── DATASET ENTRIES ──
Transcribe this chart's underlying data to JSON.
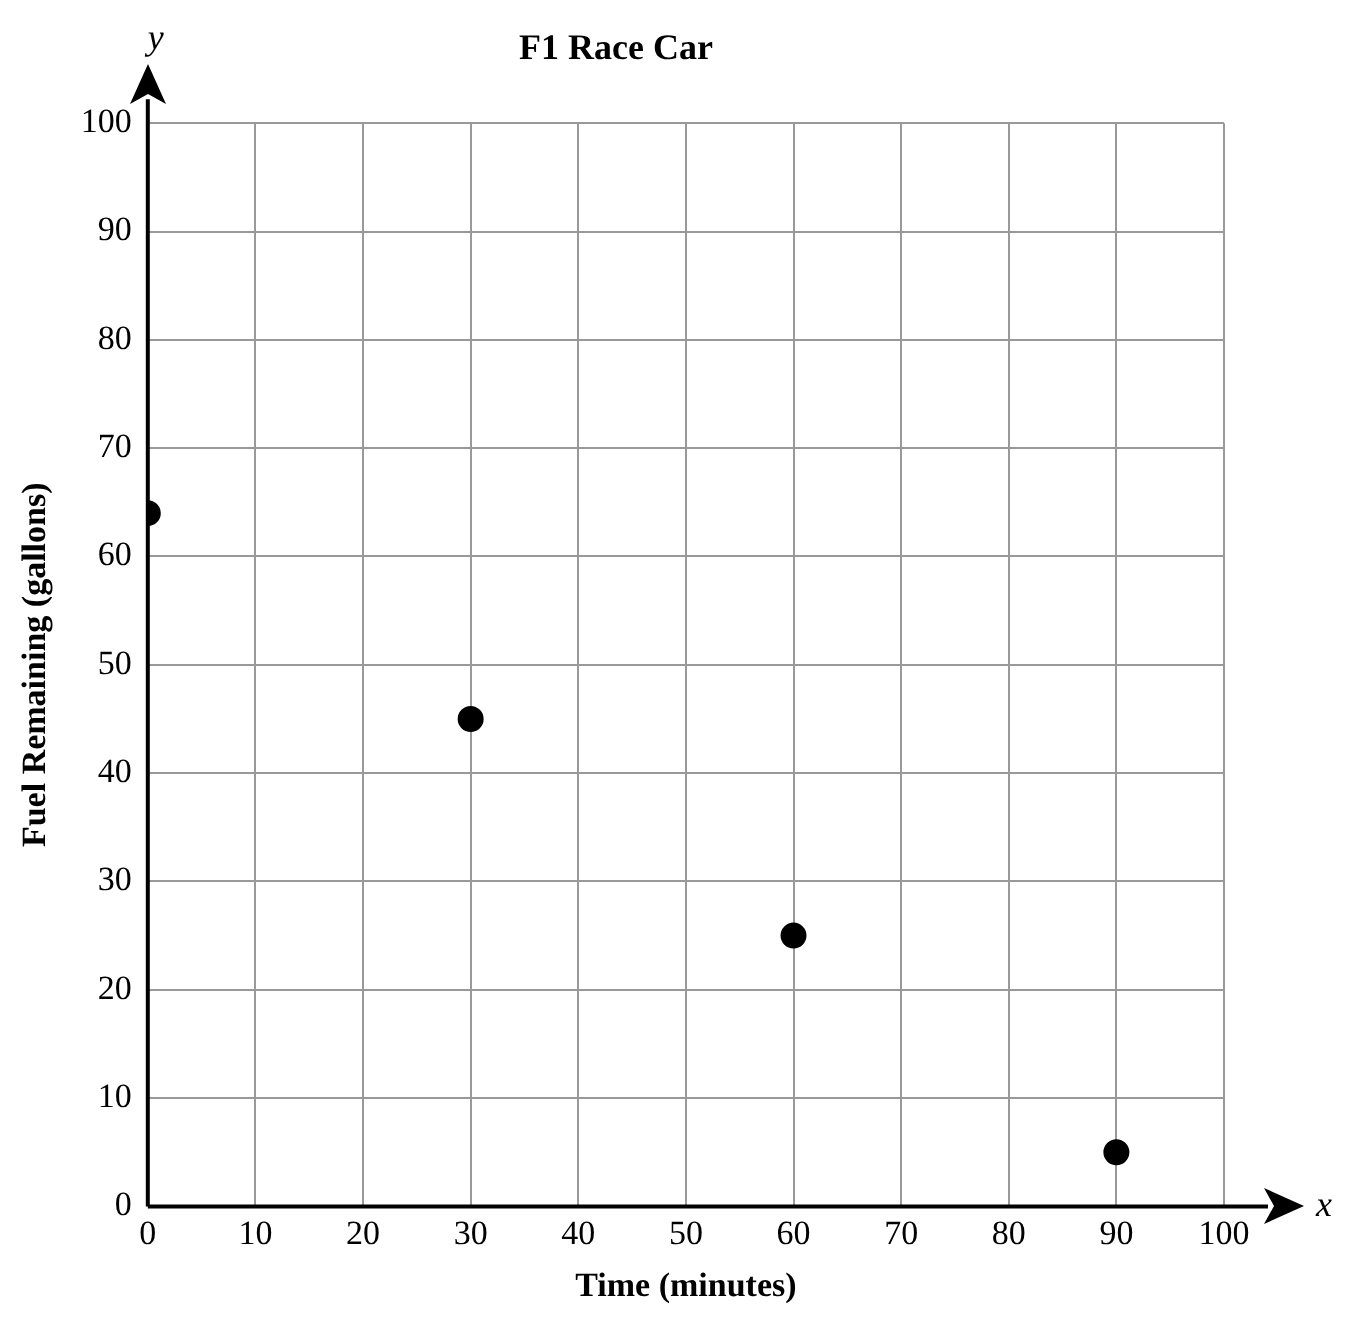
{
  "chart_data": {
    "type": "scatter",
    "title": "F1 Race Car",
    "xlabel": "Time (minutes)",
    "ylabel": "Fuel Remaining (gallons)",
    "annotations": [
      "y",
      "x"
    ],
    "x": [
      0,
      30,
      60,
      90
    ],
    "series": [
      {
        "color": "#000000",
        "values": [
          64,
          45,
          25,
          5
        ]
      }
    ],
    "xlim": [
      0,
      100
    ],
    "xticks": [
      0,
      10,
      20,
      30,
      40,
      50,
      60,
      70,
      80,
      90,
      100
    ],
    "ylim": [
      0,
      100
    ],
    "yticks": [
      0,
      10,
      20,
      30,
      40,
      50,
      60,
      70,
      80,
      90,
      100
    ],
    "grid": true,
    "legend": false,
    "marker": "circle"
  }
}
───
**WORK INSTRUCTIONS**
Images do not belong in the copy; reproduce all other parts of the records above verbatim.

**FULL OUTPUT**
Transcribe this chart's underlying data to JSON.
{
  "chart_data": {
    "type": "scatter",
    "title": "F1 Race Car",
    "xlabel": "Time (minutes)",
    "ylabel": "Fuel Remaining (gallons)",
    "annotations": [
      "y",
      "x"
    ],
    "x": [
      0,
      30,
      60,
      90
    ],
    "series": [
      {
        "color": "#000000",
        "values": [
          64,
          45,
          25,
          5
        ]
      }
    ],
    "xlim": [
      0,
      100
    ],
    "xticks": [
      0,
      10,
      20,
      30,
      40,
      50,
      60,
      70,
      80,
      90,
      100
    ],
    "ylim": [
      0,
      100
    ],
    "yticks": [
      0,
      10,
      20,
      30,
      40,
      50,
      60,
      70,
      80,
      90,
      100
    ],
    "grid": true,
    "legend": false,
    "marker": "circle"
  }
}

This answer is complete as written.